◆ **WHAT THE TASK REQUIRES**:
Report, word for word, every line of the material that contains "bottom".

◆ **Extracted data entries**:
● ● ● ● ● ● ●

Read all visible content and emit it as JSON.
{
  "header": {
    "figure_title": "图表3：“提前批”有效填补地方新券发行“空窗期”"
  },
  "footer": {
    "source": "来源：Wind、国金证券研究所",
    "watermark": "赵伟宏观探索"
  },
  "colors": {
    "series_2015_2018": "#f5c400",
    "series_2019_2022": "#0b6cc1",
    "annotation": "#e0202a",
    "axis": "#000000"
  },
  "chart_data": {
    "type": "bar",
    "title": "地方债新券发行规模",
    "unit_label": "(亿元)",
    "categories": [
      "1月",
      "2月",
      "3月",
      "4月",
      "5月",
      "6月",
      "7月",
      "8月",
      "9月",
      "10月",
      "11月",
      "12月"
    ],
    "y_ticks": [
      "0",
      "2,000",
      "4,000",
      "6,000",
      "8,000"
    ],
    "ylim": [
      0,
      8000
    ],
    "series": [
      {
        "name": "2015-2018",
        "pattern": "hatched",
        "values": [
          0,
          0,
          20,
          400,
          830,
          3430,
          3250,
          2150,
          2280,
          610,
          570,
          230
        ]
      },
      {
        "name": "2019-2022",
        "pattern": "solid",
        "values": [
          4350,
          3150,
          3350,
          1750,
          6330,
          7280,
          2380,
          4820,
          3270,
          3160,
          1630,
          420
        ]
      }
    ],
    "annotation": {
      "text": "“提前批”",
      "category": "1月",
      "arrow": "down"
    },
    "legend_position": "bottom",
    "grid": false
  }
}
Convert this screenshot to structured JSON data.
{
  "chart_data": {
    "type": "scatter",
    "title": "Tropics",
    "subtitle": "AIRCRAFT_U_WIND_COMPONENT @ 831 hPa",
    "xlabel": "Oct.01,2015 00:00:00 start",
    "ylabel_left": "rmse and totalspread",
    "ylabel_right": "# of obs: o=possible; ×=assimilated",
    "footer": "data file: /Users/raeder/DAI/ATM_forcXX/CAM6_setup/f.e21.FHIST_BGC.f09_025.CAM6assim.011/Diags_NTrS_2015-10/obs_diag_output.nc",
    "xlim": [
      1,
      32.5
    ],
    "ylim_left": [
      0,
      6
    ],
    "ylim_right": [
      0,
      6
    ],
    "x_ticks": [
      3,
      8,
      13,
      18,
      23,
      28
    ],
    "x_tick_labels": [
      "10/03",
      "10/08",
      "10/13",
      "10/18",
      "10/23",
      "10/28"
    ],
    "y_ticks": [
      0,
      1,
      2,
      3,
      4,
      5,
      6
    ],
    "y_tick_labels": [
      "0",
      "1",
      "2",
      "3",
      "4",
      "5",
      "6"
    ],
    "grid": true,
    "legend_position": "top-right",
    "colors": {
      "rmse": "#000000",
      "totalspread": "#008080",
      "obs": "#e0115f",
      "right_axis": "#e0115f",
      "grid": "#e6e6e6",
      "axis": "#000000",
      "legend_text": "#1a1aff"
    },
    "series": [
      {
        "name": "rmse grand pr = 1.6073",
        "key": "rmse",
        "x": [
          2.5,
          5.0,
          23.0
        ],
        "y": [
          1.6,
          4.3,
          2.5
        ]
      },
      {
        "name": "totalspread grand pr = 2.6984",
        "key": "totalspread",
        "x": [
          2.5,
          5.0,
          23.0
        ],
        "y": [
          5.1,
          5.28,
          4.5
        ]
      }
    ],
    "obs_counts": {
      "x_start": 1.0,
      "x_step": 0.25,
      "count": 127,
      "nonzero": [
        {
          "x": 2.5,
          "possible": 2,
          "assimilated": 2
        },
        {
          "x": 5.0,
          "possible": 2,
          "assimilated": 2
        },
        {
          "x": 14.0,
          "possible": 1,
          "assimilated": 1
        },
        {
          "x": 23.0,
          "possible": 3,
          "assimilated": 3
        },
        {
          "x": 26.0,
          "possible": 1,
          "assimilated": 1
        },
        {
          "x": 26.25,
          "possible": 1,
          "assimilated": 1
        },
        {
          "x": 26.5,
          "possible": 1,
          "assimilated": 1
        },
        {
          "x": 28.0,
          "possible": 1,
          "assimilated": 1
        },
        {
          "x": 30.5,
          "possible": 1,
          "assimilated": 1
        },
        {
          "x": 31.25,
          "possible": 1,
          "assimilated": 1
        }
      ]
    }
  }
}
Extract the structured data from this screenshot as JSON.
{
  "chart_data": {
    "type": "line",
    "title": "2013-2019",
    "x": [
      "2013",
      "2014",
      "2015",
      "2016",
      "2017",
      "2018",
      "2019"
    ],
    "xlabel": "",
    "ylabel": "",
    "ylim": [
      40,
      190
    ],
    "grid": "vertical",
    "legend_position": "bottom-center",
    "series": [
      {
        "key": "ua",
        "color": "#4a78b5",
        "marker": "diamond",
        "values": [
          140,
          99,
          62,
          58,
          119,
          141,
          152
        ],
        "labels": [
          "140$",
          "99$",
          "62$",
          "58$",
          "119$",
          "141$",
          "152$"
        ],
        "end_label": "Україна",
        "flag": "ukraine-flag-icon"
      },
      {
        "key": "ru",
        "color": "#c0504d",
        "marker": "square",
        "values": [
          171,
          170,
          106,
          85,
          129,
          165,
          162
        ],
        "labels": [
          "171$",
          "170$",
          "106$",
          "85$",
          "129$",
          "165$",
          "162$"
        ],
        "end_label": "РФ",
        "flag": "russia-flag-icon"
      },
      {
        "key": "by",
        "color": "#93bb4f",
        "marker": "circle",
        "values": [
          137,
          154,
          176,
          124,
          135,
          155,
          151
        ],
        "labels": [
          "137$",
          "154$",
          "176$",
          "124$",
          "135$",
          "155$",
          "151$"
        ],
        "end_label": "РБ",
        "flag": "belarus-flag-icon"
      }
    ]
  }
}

● ● ● ● ● ● ●

◆ **RESULT OF THIS EXERCISE**:
    "legend_position": "bottom",
    "legend_position": "bottom-center",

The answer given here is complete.